▸ To do:
Restate the whole listing word for word. Pictures are left out.

▸ Dataset excerpts:
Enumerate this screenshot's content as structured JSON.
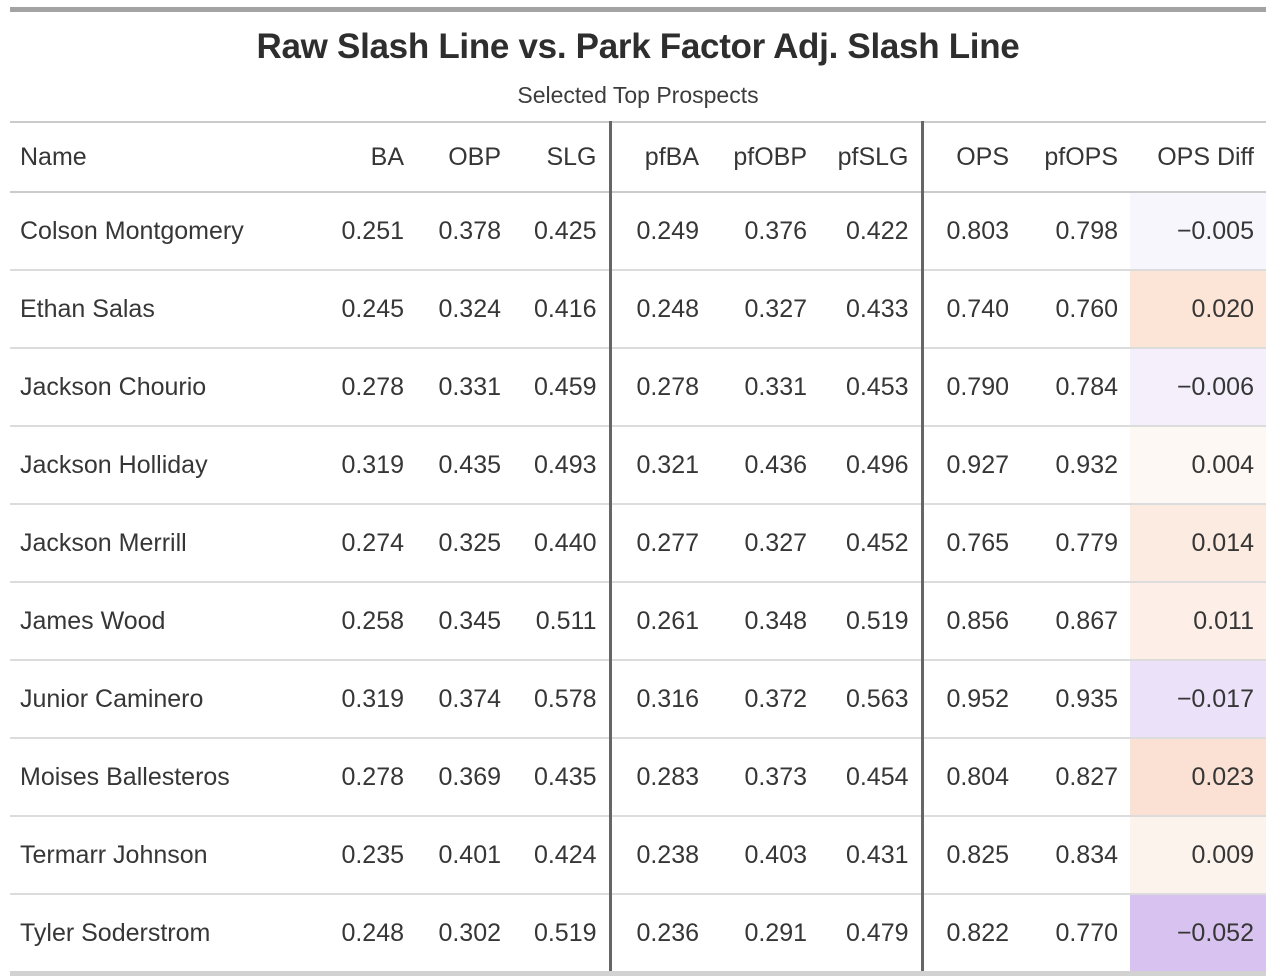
{
  "table": {
    "title": "Raw Slash Line vs. Park Factor Adj. Slash Line",
    "subtitle": "Selected Top Prospects",
    "columns": [
      {
        "key": "name",
        "label": "Name",
        "align": "left",
        "divider": false
      },
      {
        "key": "ba",
        "label": "BA",
        "align": "right",
        "divider": false
      },
      {
        "key": "obp",
        "label": "OBP",
        "align": "right",
        "divider": false
      },
      {
        "key": "slg",
        "label": "SLG",
        "align": "right",
        "divider": false
      },
      {
        "key": "pfba",
        "label": "pfBA",
        "align": "right",
        "divider": true
      },
      {
        "key": "pfobp",
        "label": "pfOBP",
        "align": "right",
        "divider": false
      },
      {
        "key": "pfslg",
        "label": "pfSLG",
        "align": "right",
        "divider": false
      },
      {
        "key": "ops",
        "label": "OPS",
        "align": "right",
        "divider": true
      },
      {
        "key": "pfops",
        "label": "pfOPS",
        "align": "right",
        "divider": false
      },
      {
        "key": "ops_diff",
        "label": "OPS Diff",
        "align": "right",
        "divider": false
      }
    ],
    "rows": [
      {
        "cells": [
          "Colson Montgomery",
          "0.251",
          "0.378",
          "0.425",
          "0.249",
          "0.376",
          "0.422",
          "0.803",
          "0.798",
          "−0.005"
        ],
        "diff_bg": "#f8f6fd"
      },
      {
        "cells": [
          "Ethan Salas",
          "0.245",
          "0.324",
          "0.416",
          "0.248",
          "0.327",
          "0.433",
          "0.740",
          "0.760",
          "0.020"
        ],
        "diff_bg": "#fce4d6"
      },
      {
        "cells": [
          "Jackson Chourio",
          "0.278",
          "0.331",
          "0.459",
          "0.278",
          "0.331",
          "0.453",
          "0.790",
          "0.784",
          "−0.006"
        ],
        "diff_bg": "#f4effb"
      },
      {
        "cells": [
          "Jackson Holliday",
          "0.319",
          "0.435",
          "0.493",
          "0.321",
          "0.436",
          "0.496",
          "0.927",
          "0.932",
          "0.004"
        ],
        "diff_bg": "#fef8f5"
      },
      {
        "cells": [
          "Jackson Merrill",
          "0.274",
          "0.325",
          "0.440",
          "0.277",
          "0.327",
          "0.452",
          "0.765",
          "0.779",
          "0.014"
        ],
        "diff_bg": "#fcebe0"
      },
      {
        "cells": [
          "James Wood",
          "0.258",
          "0.345",
          "0.511",
          "0.261",
          "0.348",
          "0.519",
          "0.856",
          "0.867",
          "0.011"
        ],
        "diff_bg": "#fdefe7"
      },
      {
        "cells": [
          "Junior Caminero",
          "0.319",
          "0.374",
          "0.578",
          "0.316",
          "0.372",
          "0.563",
          "0.952",
          "0.935",
          "−0.017"
        ],
        "diff_bg": "#ebe1f8"
      },
      {
        "cells": [
          "Moises Ballesteros",
          "0.278",
          "0.369",
          "0.435",
          "0.283",
          "0.373",
          "0.454",
          "0.804",
          "0.827",
          "0.023"
        ],
        "diff_bg": "#fbe1d3"
      },
      {
        "cells": [
          "Termarr Johnson",
          "0.235",
          "0.401",
          "0.424",
          "0.238",
          "0.403",
          "0.431",
          "0.825",
          "0.834",
          "0.009"
        ],
        "diff_bg": "#fdf3ed"
      },
      {
        "cells": [
          "Tyler Soderstrom",
          "0.248",
          "0.302",
          "0.519",
          "0.236",
          "0.291",
          "0.479",
          "0.822",
          "0.770",
          "−0.052"
        ],
        "diff_bg": "#d8c2ef"
      }
    ],
    "style": {
      "top_border_color": "#a3a3a3",
      "bottom_border_color": "#d2d2d2",
      "group_divider_color": "#666666",
      "row_separator_color": "#dcdcdc",
      "negative_diff_color": "#d8c2ef",
      "positive_diff_color": "#fbe1d3"
    }
  },
  "chart_data": {
    "type": "table",
    "title": "Raw Slash Line vs. Park Factor Adj. Slash Line",
    "subtitle": "Selected Top Prospects",
    "columns": [
      "Name",
      "BA",
      "OBP",
      "SLG",
      "pfBA",
      "pfOBP",
      "pfSLG",
      "OPS",
      "pfOPS",
      "OPS Diff"
    ],
    "rows": [
      [
        "Colson Montgomery",
        0.251,
        0.378,
        0.425,
        0.249,
        0.376,
        0.422,
        0.803,
        0.798,
        -0.005
      ],
      [
        "Ethan Salas",
        0.245,
        0.324,
        0.416,
        0.248,
        0.327,
        0.433,
        0.74,
        0.76,
        0.02
      ],
      [
        "Jackson Chourio",
        0.278,
        0.331,
        0.459,
        0.278,
        0.331,
        0.453,
        0.79,
        0.784,
        -0.006
      ],
      [
        "Jackson Holliday",
        0.319,
        0.435,
        0.493,
        0.321,
        0.436,
        0.496,
        0.927,
        0.932,
        0.004
      ],
      [
        "Jackson Merrill",
        0.274,
        0.325,
        0.44,
        0.277,
        0.327,
        0.452,
        0.765,
        0.779,
        0.014
      ],
      [
        "James Wood",
        0.258,
        0.345,
        0.511,
        0.261,
        0.348,
        0.519,
        0.856,
        0.867,
        0.011
      ],
      [
        "Junior Caminero",
        0.319,
        0.374,
        0.578,
        0.316,
        0.372,
        0.563,
        0.952,
        0.935,
        -0.017
      ],
      [
        "Moises Ballesteros",
        0.278,
        0.369,
        0.435,
        0.283,
        0.373,
        0.454,
        0.804,
        0.827,
        0.023
      ],
      [
        "Termarr Johnson",
        0.235,
        0.401,
        0.424,
        0.238,
        0.403,
        0.431,
        0.825,
        0.834,
        0.009
      ],
      [
        "Tyler Soderstrom",
        0.248,
        0.302,
        0.519,
        0.236,
        0.291,
        0.479,
        0.822,
        0.77,
        -0.052
      ]
    ],
    "notes": "OPS Diff column uses a diverging fill: purple for negative differences, orange/peach for positive; intensity scales with magnitude.",
    "layout": {
      "column_groups": [
        "raw: BA/OBP/SLG",
        "park-factor adjusted: pfBA/pfOBP/pfSLG",
        "summary: OPS/pfOPS/OPS Diff"
      ],
      "grid": "horizontal row separators + vertical group dividers"
    }
  }
}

▸ Expected output:
Enumerate this screenshot's content as structured JSON.
{
  "table": {
    "title": "Raw Slash Line vs. Park Factor Adj. Slash Line",
    "subtitle": "Selected Top Prospects",
    "columns": [
      {
        "key": "name",
        "label": "Name",
        "align": "left",
        "divider": false
      },
      {
        "key": "ba",
        "label": "BA",
        "align": "right",
        "divider": false
      },
      {
        "key": "obp",
        "label": "OBP",
        "align": "right",
        "divider": false
      },
      {
        "key": "slg",
        "label": "SLG",
        "align": "right",
        "divider": false
      },
      {
        "key": "pfba",
        "label": "pfBA",
        "align": "right",
        "divider": true
      },
      {
        "key": "pfobp",
        "label": "pfOBP",
        "align": "right",
        "divider": false
      },
      {
        "key": "pfslg",
        "label": "pfSLG",
        "align": "right",
        "divider": false
      },
      {
        "key": "ops",
        "label": "OPS",
        "align": "right",
        "divider": true
      },
      {
        "key": "pfops",
        "label": "pfOPS",
        "align": "right",
        "divider": false
      },
      {
        "key": "ops_diff",
        "label": "OPS Diff",
        "align": "right",
        "divider": false
      }
    ],
    "rows": [
      {
        "cells": [
          "Colson Montgomery",
          "0.251",
          "0.378",
          "0.425",
          "0.249",
          "0.376",
          "0.422",
          "0.803",
          "0.798",
          "−0.005"
        ],
        "diff_bg": "#f8f6fd"
      },
      {
        "cells": [
          "Ethan Salas",
          "0.245",
          "0.324",
          "0.416",
          "0.248",
          "0.327",
          "0.433",
          "0.740",
          "0.760",
          "0.020"
        ],
        "diff_bg": "#fce4d6"
      },
      {
        "cells": [
          "Jackson Chourio",
          "0.278",
          "0.331",
          "0.459",
          "0.278",
          "0.331",
          "0.453",
          "0.790",
          "0.784",
          "−0.006"
        ],
        "diff_bg": "#f4effb"
      },
      {
        "cells": [
          "Jackson Holliday",
          "0.319",
          "0.435",
          "0.493",
          "0.321",
          "0.436",
          "0.496",
          "0.927",
          "0.932",
          "0.004"
        ],
        "diff_bg": "#fef8f5"
      },
      {
        "cells": [
          "Jackson Merrill",
          "0.274",
          "0.325",
          "0.440",
          "0.277",
          "0.327",
          "0.452",
          "0.765",
          "0.779",
          "0.014"
        ],
        "diff_bg": "#fcebe0"
      },
      {
        "cells": [
          "James Wood",
          "0.258",
          "0.345",
          "0.511",
          "0.261",
          "0.348",
          "0.519",
          "0.856",
          "0.867",
          "0.011"
        ],
        "diff_bg": "#fdefe7"
      },
      {
        "cells": [
          "Junior Caminero",
          "0.319",
          "0.374",
          "0.578",
          "0.316",
          "0.372",
          "0.563",
          "0.952",
          "0.935",
          "−0.017"
        ],
        "diff_bg": "#ebe1f8"
      },
      {
        "cells": [
          "Moises Ballesteros",
          "0.278",
          "0.369",
          "0.435",
          "0.283",
          "0.373",
          "0.454",
          "0.804",
          "0.827",
          "0.023"
        ],
        "diff_bg": "#fbe1d3"
      },
      {
        "cells": [
          "Termarr Johnson",
          "0.235",
          "0.401",
          "0.424",
          "0.238",
          "0.403",
          "0.431",
          "0.825",
          "0.834",
          "0.009"
        ],
        "diff_bg": "#fdf3ed"
      },
      {
        "cells": [
          "Tyler Soderstrom",
          "0.248",
          "0.302",
          "0.519",
          "0.236",
          "0.291",
          "0.479",
          "0.822",
          "0.770",
          "−0.052"
        ],
        "diff_bg": "#d8c2ef"
      }
    ],
    "style": {
      "top_border_color": "#a3a3a3",
      "bottom_border_color": "#d2d2d2",
      "group_divider_color": "#666666",
      "row_separator_color": "#dcdcdc",
      "negative_diff_color": "#d8c2ef",
      "positive_diff_color": "#fbe1d3"
    }
  },
  "chart_data": {
    "type": "table",
    "title": "Raw Slash Line vs. Park Factor Adj. Slash Line",
    "subtitle": "Selected Top Prospects",
    "columns": [
      "Name",
      "BA",
      "OBP",
      "SLG",
      "pfBA",
      "pfOBP",
      "pfSLG",
      "OPS",
      "pfOPS",
      "OPS Diff"
    ],
    "rows": [
      [
        "Colson Montgomery",
        0.251,
        0.378,
        0.425,
        0.249,
        0.376,
        0.422,
        0.803,
        0.798,
        -0.005
      ],
      [
        "Ethan Salas",
        0.245,
        0.324,
        0.416,
        0.248,
        0.327,
        0.433,
        0.74,
        0.76,
        0.02
      ],
      [
        "Jackson Chourio",
        0.278,
        0.331,
        0.459,
        0.278,
        0.331,
        0.453,
        0.79,
        0.784,
        -0.006
      ],
      [
        "Jackson Holliday",
        0.319,
        0.435,
        0.493,
        0.321,
        0.436,
        0.496,
        0.927,
        0.932,
        0.004
      ],
      [
        "Jackson Merrill",
        0.274,
        0.325,
        0.44,
        0.277,
        0.327,
        0.452,
        0.765,
        0.779,
        0.014
      ],
      [
        "James Wood",
        0.258,
        0.345,
        0.511,
        0.261,
        0.348,
        0.519,
        0.856,
        0.867,
        0.011
      ],
      [
        "Junior Caminero",
        0.319,
        0.374,
        0.578,
        0.316,
        0.372,
        0.563,
        0.952,
        0.935,
        -0.017
      ],
      [
        "Moises Ballesteros",
        0.278,
        0.369,
        0.435,
        0.283,
        0.373,
        0.454,
        0.804,
        0.827,
        0.023
      ],
      [
        "Termarr Johnson",
        0.235,
        0.401,
        0.424,
        0.238,
        0.403,
        0.431,
        0.825,
        0.834,
        0.009
      ],
      [
        "Tyler Soderstrom",
        0.248,
        0.302,
        0.519,
        0.236,
        0.291,
        0.479,
        0.822,
        0.77,
        -0.052
      ]
    ],
    "notes": "OPS Diff column uses a diverging fill: purple for negative differences, orange/peach for positive; intensity scales with magnitude.",
    "layout": {
      "column_groups": [
        "raw: BA/OBP/SLG",
        "park-factor adjusted: pfBA/pfOBP/pfSLG",
        "summary: OPS/pfOPS/OPS Diff"
      ],
      "grid": "horizontal row separators + vertical group dividers"
    }
  }
}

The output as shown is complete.